### What to produce:
Locate all lines with the word "score". Copy them.

### Data section:
■ ■ ■ ■ ■
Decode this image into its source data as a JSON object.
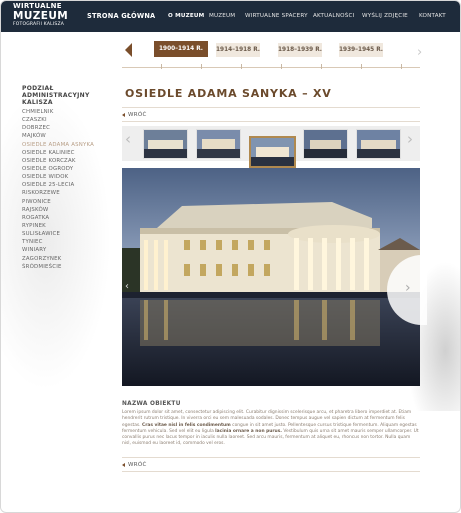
{
  "logo": {
    "line1": "WIRTUALNE",
    "line2": "MUZEUM",
    "line3": "FOTOGRAFII KALISZA"
  },
  "nav": {
    "home": "STRONA GŁÓWNA",
    "items": [
      "O MUZEUM",
      "MUZEUM",
      "WIRTUALNE SPACERY",
      "AKTUALNOŚCI",
      "WYŚLIJ ZDJĘCIE",
      "KONTAKT"
    ],
    "active_index": 0
  },
  "timeline": {
    "tabs": [
      "1900–1914 R.",
      "1914–1918 R.",
      "1918–1939 R.",
      "1939–1945 R."
    ],
    "active_index": 0
  },
  "sidebar": {
    "title_line1": "PODZIAŁ",
    "title_line2": "ADMINISTRACYJNY KALISZA",
    "items": [
      "CHMIELNIK",
      "CZASZKI",
      "DOBRZEC",
      "MAJKÓW",
      "OSIEDLE ADAMA ASNYKA",
      "OSIEDLE KALINIEC",
      "OSIEDLE KORCZAK",
      "OSIEDLE OGRODY",
      "OSIEDLE WIDOK",
      "OSIEDLE 25-LECIA",
      "RISKORZEWE",
      "PIWONICE",
      "RAJSKÓW",
      "ROGATKA",
      "RYPINEK",
      "SULISŁAWICE",
      "TYNIEC",
      "WINIARY",
      "ZAGORZYNEK",
      "ŚRÓDMIEŚCIE"
    ],
    "current_index": 4
  },
  "page": {
    "title": "OSIEDLE ADAMA SANYKA – XV",
    "back_label": "WRÓĆ",
    "object_label": "NAZWA OBIEKTU",
    "desc_1": "Lorem ipsum dolor sit amet, consectetur adipiscing elit. Curabitur dignissim scelerisque arcu, et pharetra libero imperdiet at. Etiam hendrerit rutrum tristique. In viverra orci eu sem malesuada sodales. Donec tempus augue vel sapien dictum at fermentum felis egestas.",
    "desc_bold": "Cras vitae nisl in felis condimentum",
    "desc_2": "congue in sit amet justo. Pellentesque cursus tristique fermentum. Aliquam egestas fermentum vehicula. Sed vel elit eu ligula",
    "desc_bold2": "lacinia ornare a non purus.",
    "desc_3": "Vestibulum quis urna sit amet mauris semper ullamcorper. Ut convallis purus nec lacus tempor in iaculis nulla laoreet. Sed arcu mauris, fermentum at aliquet eu, rhoncus non tortor. Nulla quam nisl, euismod eu laoreet id, commodo vel eros."
  },
  "colors": {
    "header_bg": "#1e2b3b",
    "accent_brown": "#7a4e2b",
    "tab_bg": "#f0e8de",
    "title_brown": "#6b4a2c"
  }
}
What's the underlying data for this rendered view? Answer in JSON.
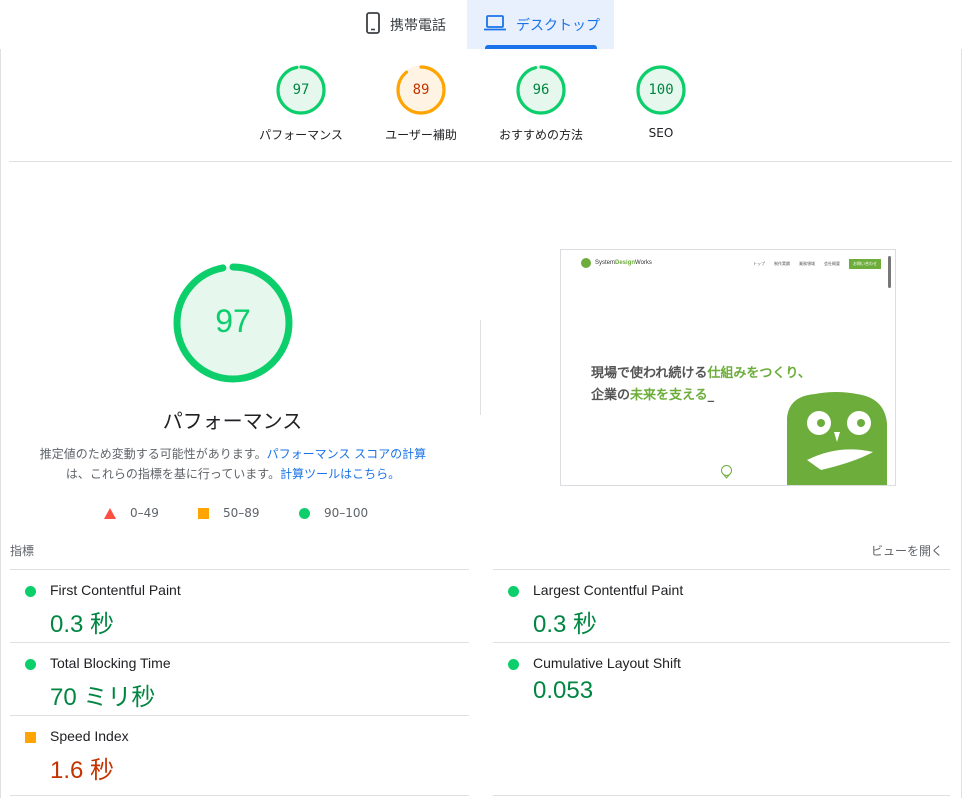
{
  "tabs": {
    "mobile_label": "携帯電話",
    "desktop_label": "デスクトップ",
    "mobile_icon": "smartphone-icon",
    "desktop_icon": "laptop-icon",
    "active": "desktop"
  },
  "categories": [
    {
      "score": "97",
      "label": "パフォーマンス",
      "status": "good"
    },
    {
      "score": "89",
      "label": "ユーザー補助",
      "status": "average"
    },
    {
      "score": "96",
      "label": "おすすめの方法",
      "status": "good"
    },
    {
      "score": "100",
      "label": "SEO",
      "status": "good"
    }
  ],
  "performance": {
    "score": "97",
    "title": "パフォーマンス",
    "desc_prefix": "推定値のため変動する可能性があります。",
    "desc_link1": "パフォーマンス スコアの計算",
    "desc_middle": "は、これらの指標を基に行っています。",
    "desc_link2": "計算ツールはこちら。"
  },
  "legend": {
    "poor": "0–49",
    "average": "50–89",
    "good": "90–100"
  },
  "thumbnail": {
    "logo_text_a": "System",
    "logo_text_b": "Design",
    "logo_text_c": "Works",
    "nav": [
      "トップ",
      "制作実績",
      "業務領域",
      "会社概要"
    ],
    "nav_cta": "お問い合わせ",
    "line1_a": "現場で使われ続ける",
    "line1_b": "仕組みをつくり、",
    "line2_a": "企業の",
    "line2_b": "未来を支える",
    "line2_c": "_"
  },
  "metrics": {
    "heading": "指標",
    "expand_label": "ビューを開く",
    "items": [
      {
        "name": "First Contentful Paint",
        "value": "0.3 秒",
        "status": "good"
      },
      {
        "name": "Largest Contentful Paint",
        "value": "0.3 秒",
        "status": "good"
      },
      {
        "name": "Total Blocking Time",
        "value": "70 ミリ秒",
        "status": "good"
      },
      {
        "name": "Cumulative Layout Shift",
        "value": "0.053",
        "status": "good"
      },
      {
        "name": "Speed Index",
        "value": "1.6 秒",
        "status": "average"
      }
    ]
  },
  "colors": {
    "good": "#0cce6b",
    "good_text": "#008800",
    "average": "#ffa400",
    "average_text": "#c33300",
    "poor": "#ff4e42",
    "accent": "#1a73e8"
  }
}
■ ■ ■ ■ ■
### Solution to this task:
      "score": "97",
      "score": "89",
      "score": "96",
      "score": "100",
    "score": "97",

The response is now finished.